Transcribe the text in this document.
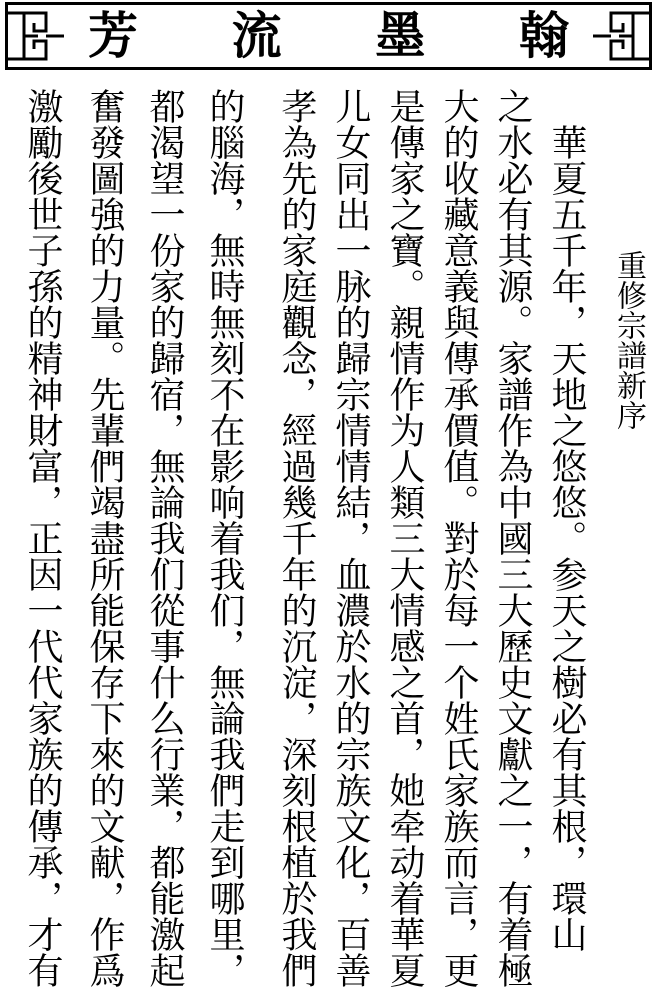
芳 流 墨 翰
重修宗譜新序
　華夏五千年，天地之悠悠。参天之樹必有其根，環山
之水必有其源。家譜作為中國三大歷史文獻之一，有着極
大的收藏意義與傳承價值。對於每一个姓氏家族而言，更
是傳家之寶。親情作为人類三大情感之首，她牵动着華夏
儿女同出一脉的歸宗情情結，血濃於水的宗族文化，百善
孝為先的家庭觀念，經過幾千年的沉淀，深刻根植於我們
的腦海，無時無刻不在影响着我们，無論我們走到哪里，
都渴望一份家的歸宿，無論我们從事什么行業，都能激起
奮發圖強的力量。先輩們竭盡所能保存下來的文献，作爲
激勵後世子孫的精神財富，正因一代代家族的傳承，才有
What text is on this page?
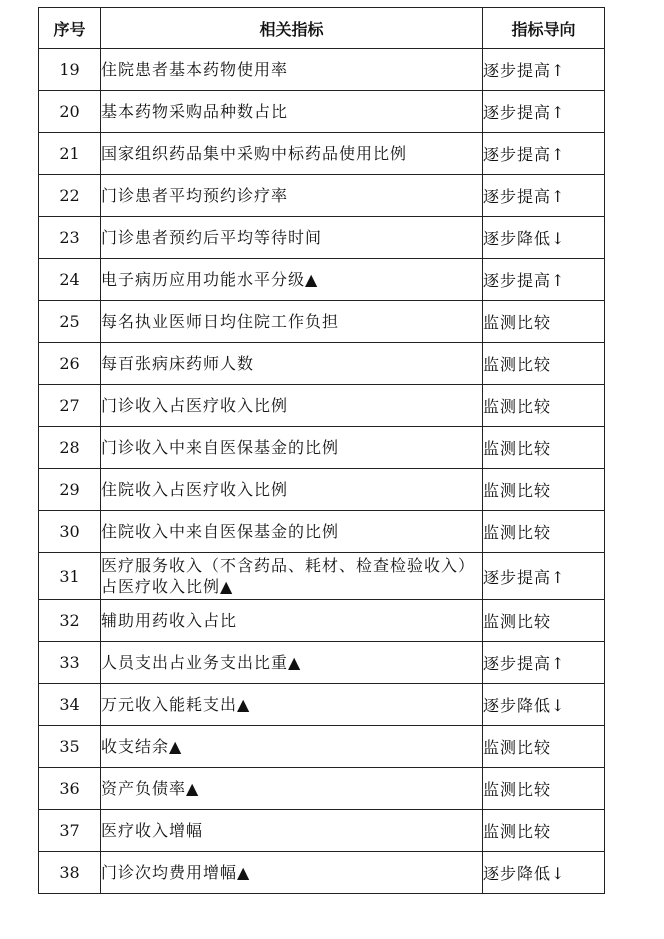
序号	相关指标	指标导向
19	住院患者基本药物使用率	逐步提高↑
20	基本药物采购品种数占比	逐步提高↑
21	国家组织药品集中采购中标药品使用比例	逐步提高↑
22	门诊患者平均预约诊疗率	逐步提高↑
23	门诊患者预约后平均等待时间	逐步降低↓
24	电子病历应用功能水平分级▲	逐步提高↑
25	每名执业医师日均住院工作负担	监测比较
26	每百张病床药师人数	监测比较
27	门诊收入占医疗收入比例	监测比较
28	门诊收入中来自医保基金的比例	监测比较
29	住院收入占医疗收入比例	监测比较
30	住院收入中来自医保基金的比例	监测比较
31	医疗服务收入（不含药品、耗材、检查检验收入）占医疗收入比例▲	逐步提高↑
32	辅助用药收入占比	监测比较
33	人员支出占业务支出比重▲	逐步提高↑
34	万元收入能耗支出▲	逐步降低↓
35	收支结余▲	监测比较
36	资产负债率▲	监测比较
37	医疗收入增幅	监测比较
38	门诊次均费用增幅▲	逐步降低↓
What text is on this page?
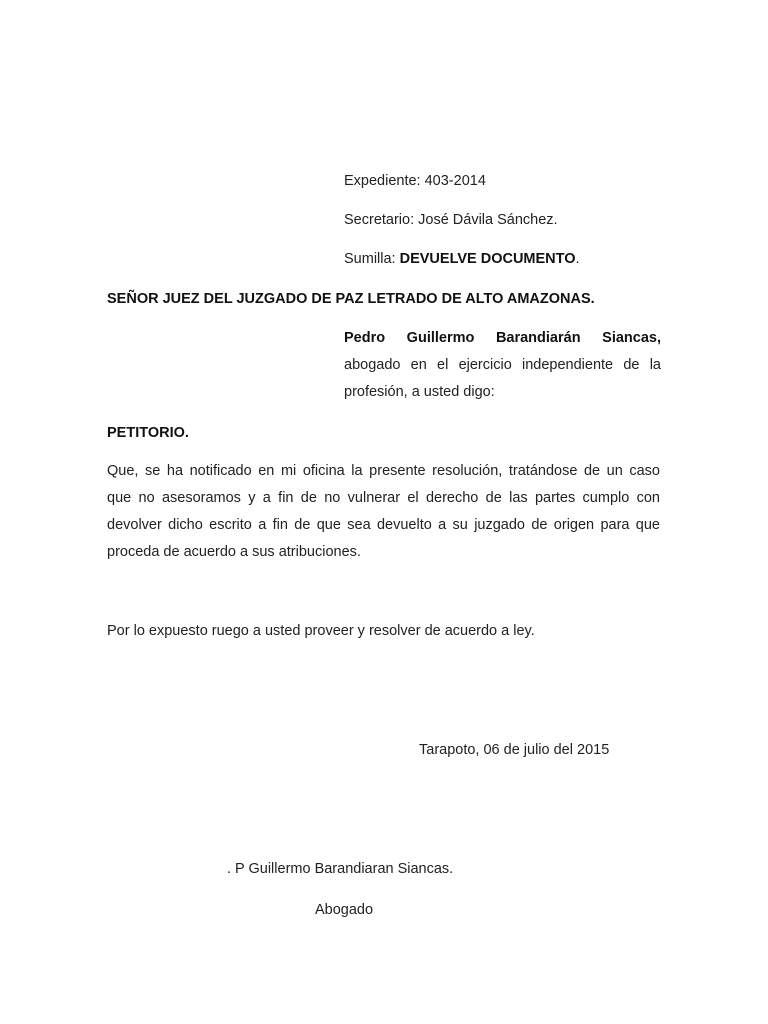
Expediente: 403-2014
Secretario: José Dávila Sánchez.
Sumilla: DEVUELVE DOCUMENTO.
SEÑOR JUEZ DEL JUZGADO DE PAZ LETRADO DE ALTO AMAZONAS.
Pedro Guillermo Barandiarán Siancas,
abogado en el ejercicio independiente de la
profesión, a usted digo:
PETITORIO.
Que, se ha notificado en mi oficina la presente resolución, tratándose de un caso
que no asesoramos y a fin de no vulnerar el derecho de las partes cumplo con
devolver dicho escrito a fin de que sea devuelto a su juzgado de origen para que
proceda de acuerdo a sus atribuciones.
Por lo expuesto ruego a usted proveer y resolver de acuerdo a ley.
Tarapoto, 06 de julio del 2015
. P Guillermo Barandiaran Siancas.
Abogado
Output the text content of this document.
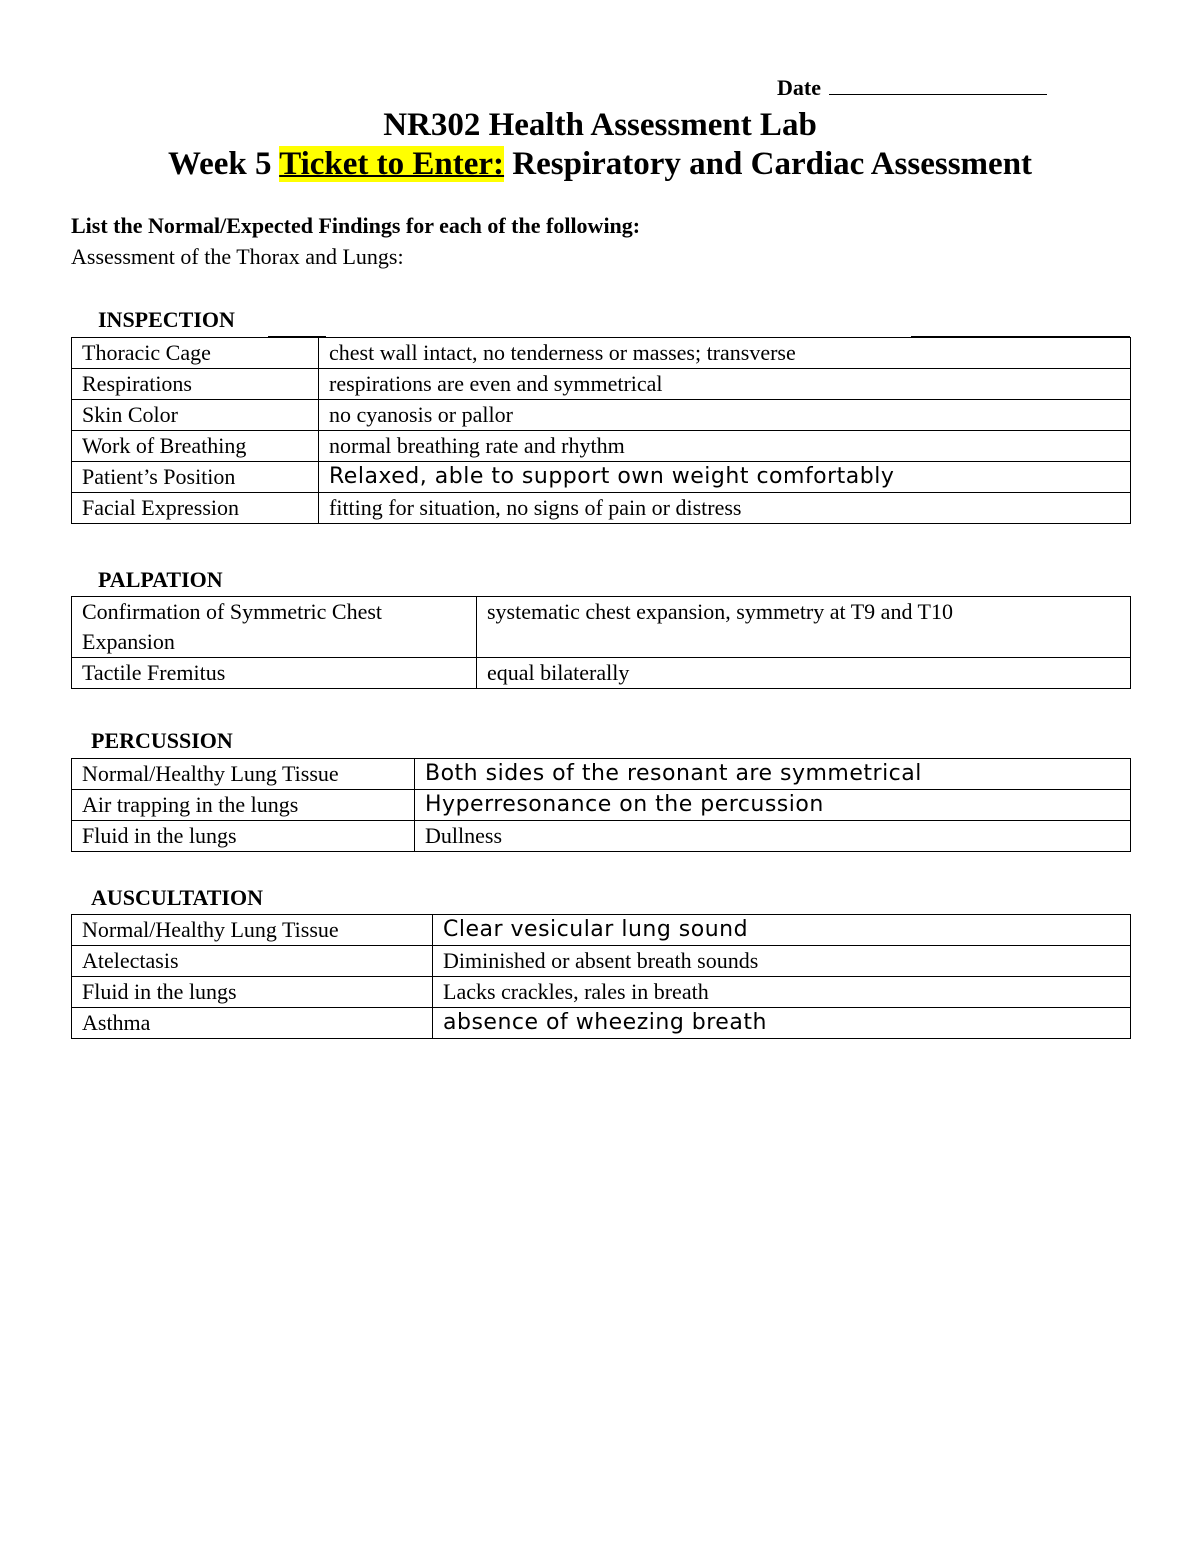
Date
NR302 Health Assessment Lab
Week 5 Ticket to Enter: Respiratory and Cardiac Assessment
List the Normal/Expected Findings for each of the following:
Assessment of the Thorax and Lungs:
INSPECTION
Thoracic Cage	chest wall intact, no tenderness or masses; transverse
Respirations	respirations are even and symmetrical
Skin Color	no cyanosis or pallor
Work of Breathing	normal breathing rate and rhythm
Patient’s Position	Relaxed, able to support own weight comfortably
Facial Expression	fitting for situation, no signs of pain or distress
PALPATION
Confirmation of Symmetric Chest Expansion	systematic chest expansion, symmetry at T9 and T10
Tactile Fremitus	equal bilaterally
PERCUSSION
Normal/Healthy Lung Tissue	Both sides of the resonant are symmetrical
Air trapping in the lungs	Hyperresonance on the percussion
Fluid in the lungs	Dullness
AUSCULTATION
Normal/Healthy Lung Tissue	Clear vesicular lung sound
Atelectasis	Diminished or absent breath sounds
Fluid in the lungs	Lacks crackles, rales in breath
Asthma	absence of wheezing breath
===
Written request: Transcribe every entry word for word, but omit the pictures.

Final result:
Transcribe the text in this document.
芳 流 墨 翰
重修宗譜新序
　華夏五千年，天地之悠悠。参天之樹必有其根，環山
之水必有其源。家譜作為中國三大歷史文獻之一，有着極
大的收藏意義與傳承價值。對於每一个姓氏家族而言，更
是傳家之寶。親情作为人類三大情感之首，她牵动着華夏
儿女同出一脉的歸宗情情結，血濃於水的宗族文化，百善
孝為先的家庭觀念，經過幾千年的沉淀，深刻根植於我們
的腦海，無時無刻不在影响着我们，無論我們走到哪里，
都渴望一份家的歸宿，無論我们從事什么行業，都能激起
奮發圖強的力量。先輩們竭盡所能保存下來的文献，作爲
激勵後世子孫的精神財富，正因一代代家族的傳承，才有
What text is on this page?
序号	相关指标	指标导向
19	住院患者基本药物使用率	逐步提高↑
20	基本药物采购品种数占比	逐步提高↑
21	国家组织药品集中采购中标药品使用比例	逐步提高↑
22	门诊患者平均预约诊疗率	逐步提高↑
23	门诊患者预约后平均等待时间	逐步降低↓
24	电子病历应用功能水平分级▲	逐步提高↑
25	每名执业医师日均住院工作负担	监测比较
26	每百张病床药师人数	监测比较
27	门诊收入占医疗收入比例	监测比较
28	门诊收入中来自医保基金的比例	监测比较
29	住院收入占医疗收入比例	监测比较
30	住院收入中来自医保基金的比例	监测比较
31	医疗服务收入（不含药品、耗材、检查检验收入）占医疗收入比例▲	逐步提高↑
32	辅助用药收入占比	监测比较
33	人员支出占业务支出比重▲	逐步提高↑
34	万元收入能耗支出▲	逐步降低↓
35	收支结余▲	监测比较
36	资产负债率▲	监测比较
37	医疗收入增幅	监测比较
38	门诊次均费用增幅▲	逐步降低↓
What text is on this page?
Expediente: 403-2014
Secretario: José Dávila Sánchez.
Sumilla: DEVUELVE DOCUMENTO.
SEÑOR JUEZ DEL JUZGADO DE PAZ LETRADO DE ALTO AMAZONAS.
Pedro Guillermo Barandiarán Siancas,
abogado en el ejercicio independiente de la
profesión, a usted digo:
PETITORIO.
Que, se ha notificado en mi oficina la presente resolución, tratándose de un caso
que no asesoramos y a fin de no vulnerar el derecho de las partes cumplo con
devolver dicho escrito a fin de que sea devuelto a su juzgado de origen para que
proceda de acuerdo a sus atribuciones.
Por lo expuesto ruego a usted proveer y resolver de acuerdo a ley.
Tarapoto, 06 de julio del 2015
. P Guillermo Barandiaran Siancas.
Abogado
Output the text content of this document.
Date
NR302 Health Assessment Lab
Week 5 Ticket to Enter: Respiratory and Cardiac Assessment
List the Normal/Expected Findings for each of the following:
Assessment of the Thorax and Lungs:
INSPECTION
Thoracic Cage	chest wall intact, no tenderness or masses; transverse
Respirations	respirations are even and symmetrical
Skin Color	no cyanosis or pallor
Work of Breathing	normal breathing rate and rhythm
Patient’s Position	Relaxed, able to support own weight comfortably
Facial Expression	fitting for situation, no signs of pain or distress
PALPATION
Confirmation of Symmetric Chest Expansion	systematic chest expansion, symmetry at T9 and T10
Tactile Fremitus	equal bilaterally
PERCUSSION
Normal/Healthy Lung Tissue	Both sides of the resonant are symmetrical
Air trapping in the lungs	Hyperresonance on the percussion
Fluid in the lungs	Dullness
AUSCULTATION
Normal/Healthy Lung Tissue	Clear vesicular lung sound
Atelectasis	Diminished or absent breath sounds
Fluid in the lungs	Lacks crackles, rales in breath
Asthma	absence of wheezing breath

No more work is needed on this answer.